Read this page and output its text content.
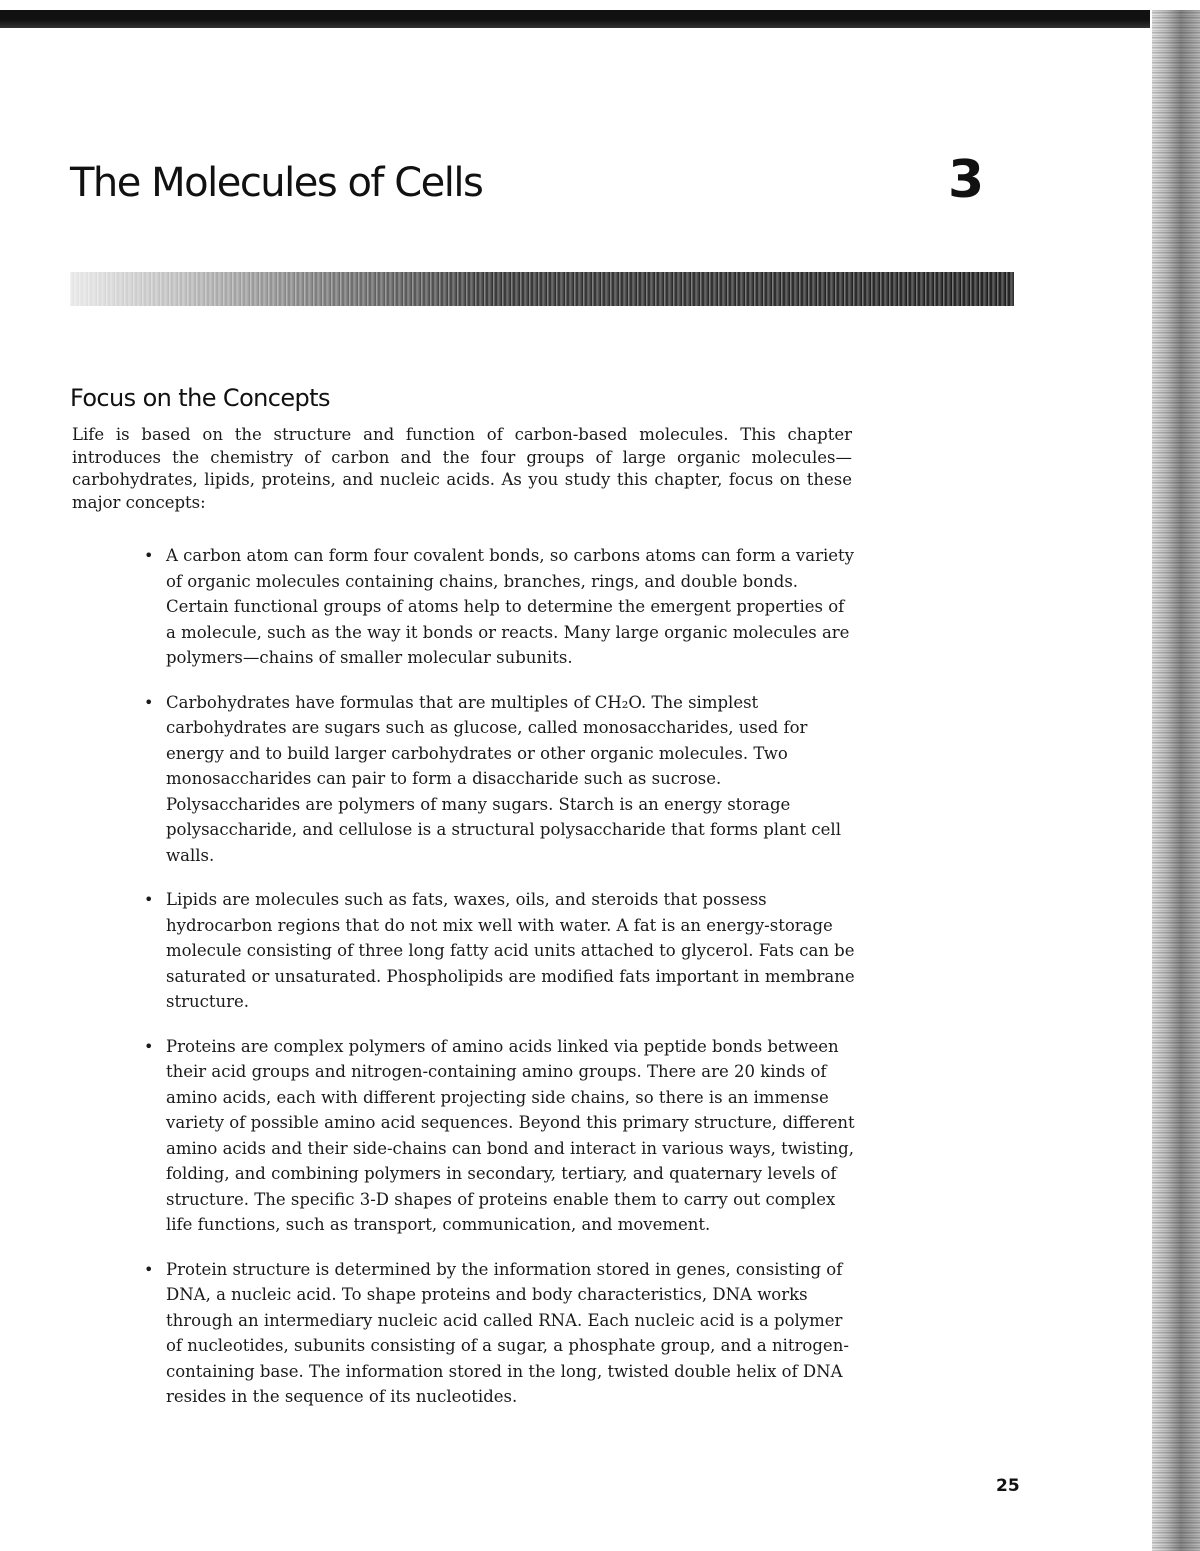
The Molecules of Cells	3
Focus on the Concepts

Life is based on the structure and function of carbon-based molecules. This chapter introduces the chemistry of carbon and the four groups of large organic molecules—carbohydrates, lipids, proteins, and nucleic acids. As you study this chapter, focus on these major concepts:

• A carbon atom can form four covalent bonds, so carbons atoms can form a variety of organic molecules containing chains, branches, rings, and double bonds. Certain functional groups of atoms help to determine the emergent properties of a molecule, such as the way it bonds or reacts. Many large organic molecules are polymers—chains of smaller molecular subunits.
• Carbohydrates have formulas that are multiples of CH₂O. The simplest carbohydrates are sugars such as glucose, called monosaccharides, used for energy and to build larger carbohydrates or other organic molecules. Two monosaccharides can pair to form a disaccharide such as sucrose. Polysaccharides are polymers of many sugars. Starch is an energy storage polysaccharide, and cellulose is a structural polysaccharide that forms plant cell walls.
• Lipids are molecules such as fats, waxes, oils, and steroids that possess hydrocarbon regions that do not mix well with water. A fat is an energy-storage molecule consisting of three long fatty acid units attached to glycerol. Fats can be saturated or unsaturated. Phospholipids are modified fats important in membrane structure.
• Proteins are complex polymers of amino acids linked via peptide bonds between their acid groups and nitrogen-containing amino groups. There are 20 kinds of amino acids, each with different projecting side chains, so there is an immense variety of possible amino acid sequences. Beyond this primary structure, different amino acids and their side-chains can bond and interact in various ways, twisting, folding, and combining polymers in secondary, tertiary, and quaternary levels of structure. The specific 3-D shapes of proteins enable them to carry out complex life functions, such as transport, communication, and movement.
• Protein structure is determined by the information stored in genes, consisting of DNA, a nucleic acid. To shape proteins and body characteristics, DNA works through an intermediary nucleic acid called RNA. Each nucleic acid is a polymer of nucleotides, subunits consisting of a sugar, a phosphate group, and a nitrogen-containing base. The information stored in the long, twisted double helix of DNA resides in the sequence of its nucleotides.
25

════════

● **Required action**
What you hand back should match the entries above exactly, except that no picture appears.

● **Output for this exercise**
Read this page and output its text content.
The Molecules of Cells	3
Focus on the Concepts

Life is based on the structure and function of carbon-based molecules. This chapter introduces the chemistry of carbon and the four groups of large organic molecules—carbohydrates, lipids, proteins, and nucleic acids. As you study this chapter, focus on these major concepts:

• A carbon atom can form four covalent bonds, so carbons atoms can form a variety of organic molecules containing chains, branches, rings, and double bonds. Certain functional groups of atoms help to determine the emergent properties of a molecule, such as the way it bonds or reacts. Many large organic molecules are polymers—chains of smaller molecular subunits.
• Carbohydrates have formulas that are multiples of CH₂O. The simplest carbohydrates are sugars such as glucose, called monosaccharides, used for energy and to build larger carbohydrates or other organic molecules. Two monosaccharides can pair to form a disaccharide such as sucrose. Polysaccharides are polymers of many sugars. Starch is an energy storage polysaccharide, and cellulose is a structural polysaccharide that forms plant cell walls.
• Lipids are molecules such as fats, waxes, oils, and steroids that possess hydrocarbon regions that do not mix well with water. A fat is an energy-storage molecule consisting of three long fatty acid units attached to glycerol. Fats can be saturated or unsaturated. Phospholipids are modified fats important in membrane structure.
• Proteins are complex polymers of amino acids linked via peptide bonds between their acid groups and nitrogen-containing amino groups. There are 20 kinds of amino acids, each with different projecting side chains, so there is an immense variety of possible amino acid sequences. Beyond this primary structure, different amino acids and their side-chains can bond and interact in various ways, twisting, folding, and combining polymers in secondary, tertiary, and quaternary levels of structure. The specific 3-D shapes of proteins enable them to carry out complex life functions, such as transport, communication, and movement.
• Protein structure is determined by the information stored in genes, consisting of DNA, a nucleic acid. To shape proteins and body characteristics, DNA works through an intermediary nucleic acid called RNA. Each nucleic acid is a polymer of nucleotides, subunits consisting of a sugar, a phosphate group, and a nitrogen-containing base. The information stored in the long, twisted double helix of DNA resides in the sequence of its nucleotides.
25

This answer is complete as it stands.